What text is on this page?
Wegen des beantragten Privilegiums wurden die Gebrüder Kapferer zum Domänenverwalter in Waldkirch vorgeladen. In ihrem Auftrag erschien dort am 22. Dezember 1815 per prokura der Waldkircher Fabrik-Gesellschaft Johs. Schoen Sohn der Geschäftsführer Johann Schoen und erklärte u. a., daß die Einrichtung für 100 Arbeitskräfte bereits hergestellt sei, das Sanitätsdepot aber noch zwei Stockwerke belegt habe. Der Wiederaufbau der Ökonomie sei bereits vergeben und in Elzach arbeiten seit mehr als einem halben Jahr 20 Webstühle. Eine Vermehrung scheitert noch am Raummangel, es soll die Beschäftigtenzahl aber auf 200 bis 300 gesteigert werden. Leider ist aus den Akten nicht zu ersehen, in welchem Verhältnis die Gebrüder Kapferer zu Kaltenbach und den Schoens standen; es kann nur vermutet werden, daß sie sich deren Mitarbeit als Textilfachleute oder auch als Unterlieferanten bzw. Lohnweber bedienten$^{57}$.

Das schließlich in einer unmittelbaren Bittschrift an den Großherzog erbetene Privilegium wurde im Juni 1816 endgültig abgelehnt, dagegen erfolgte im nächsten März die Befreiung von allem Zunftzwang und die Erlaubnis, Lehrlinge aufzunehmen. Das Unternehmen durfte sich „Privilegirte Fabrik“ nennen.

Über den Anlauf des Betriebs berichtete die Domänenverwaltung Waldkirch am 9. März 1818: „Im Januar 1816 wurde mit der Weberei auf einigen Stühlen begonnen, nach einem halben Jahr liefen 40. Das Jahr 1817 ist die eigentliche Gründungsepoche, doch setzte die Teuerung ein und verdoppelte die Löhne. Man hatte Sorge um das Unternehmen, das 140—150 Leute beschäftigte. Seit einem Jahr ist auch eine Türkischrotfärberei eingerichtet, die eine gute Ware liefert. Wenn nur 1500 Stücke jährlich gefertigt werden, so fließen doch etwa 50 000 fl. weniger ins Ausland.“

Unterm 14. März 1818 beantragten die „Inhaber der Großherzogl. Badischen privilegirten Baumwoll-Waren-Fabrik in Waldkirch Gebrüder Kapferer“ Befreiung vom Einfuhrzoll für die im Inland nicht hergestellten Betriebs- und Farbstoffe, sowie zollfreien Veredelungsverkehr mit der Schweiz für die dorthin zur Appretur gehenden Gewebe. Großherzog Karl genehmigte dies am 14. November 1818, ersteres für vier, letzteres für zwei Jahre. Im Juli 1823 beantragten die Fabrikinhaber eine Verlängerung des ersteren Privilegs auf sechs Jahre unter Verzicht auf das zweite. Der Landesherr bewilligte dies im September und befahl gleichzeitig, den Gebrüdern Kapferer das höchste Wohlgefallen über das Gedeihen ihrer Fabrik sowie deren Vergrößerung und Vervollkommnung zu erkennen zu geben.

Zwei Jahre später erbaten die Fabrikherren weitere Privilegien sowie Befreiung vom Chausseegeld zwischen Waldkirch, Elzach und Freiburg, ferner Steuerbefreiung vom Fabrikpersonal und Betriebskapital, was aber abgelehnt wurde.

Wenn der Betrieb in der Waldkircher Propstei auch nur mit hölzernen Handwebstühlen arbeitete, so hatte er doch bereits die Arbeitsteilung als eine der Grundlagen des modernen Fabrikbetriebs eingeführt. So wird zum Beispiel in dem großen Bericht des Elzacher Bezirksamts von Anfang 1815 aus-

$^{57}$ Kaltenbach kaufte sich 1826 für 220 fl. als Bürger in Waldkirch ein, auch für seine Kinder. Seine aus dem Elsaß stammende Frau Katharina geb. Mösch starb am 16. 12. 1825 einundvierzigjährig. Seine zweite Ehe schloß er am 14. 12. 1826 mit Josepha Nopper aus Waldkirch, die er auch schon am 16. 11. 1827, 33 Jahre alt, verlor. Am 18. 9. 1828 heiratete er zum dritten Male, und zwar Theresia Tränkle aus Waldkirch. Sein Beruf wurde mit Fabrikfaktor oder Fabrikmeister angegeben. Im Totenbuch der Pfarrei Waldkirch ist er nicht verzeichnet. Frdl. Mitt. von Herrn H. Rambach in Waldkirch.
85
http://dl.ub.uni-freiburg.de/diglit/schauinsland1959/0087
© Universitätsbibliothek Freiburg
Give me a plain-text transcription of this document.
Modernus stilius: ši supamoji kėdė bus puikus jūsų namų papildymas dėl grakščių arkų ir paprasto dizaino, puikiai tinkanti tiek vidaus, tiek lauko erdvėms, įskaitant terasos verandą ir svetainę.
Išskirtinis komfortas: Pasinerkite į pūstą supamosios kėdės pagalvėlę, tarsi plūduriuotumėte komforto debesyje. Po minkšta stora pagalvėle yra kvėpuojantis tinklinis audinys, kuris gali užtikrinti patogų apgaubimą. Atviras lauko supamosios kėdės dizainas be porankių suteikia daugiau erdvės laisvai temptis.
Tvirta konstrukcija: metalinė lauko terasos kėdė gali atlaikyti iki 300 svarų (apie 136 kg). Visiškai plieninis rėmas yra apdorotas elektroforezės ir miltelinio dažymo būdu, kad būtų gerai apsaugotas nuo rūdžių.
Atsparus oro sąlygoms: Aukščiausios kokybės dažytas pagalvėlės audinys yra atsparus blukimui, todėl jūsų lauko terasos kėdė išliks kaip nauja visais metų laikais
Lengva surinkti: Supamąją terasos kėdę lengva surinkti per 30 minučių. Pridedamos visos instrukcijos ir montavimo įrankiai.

#####

**Requirements:**
Reply with nothing but a number: how many lines of the entries above contain the string "hatte"?

**Task result:**
2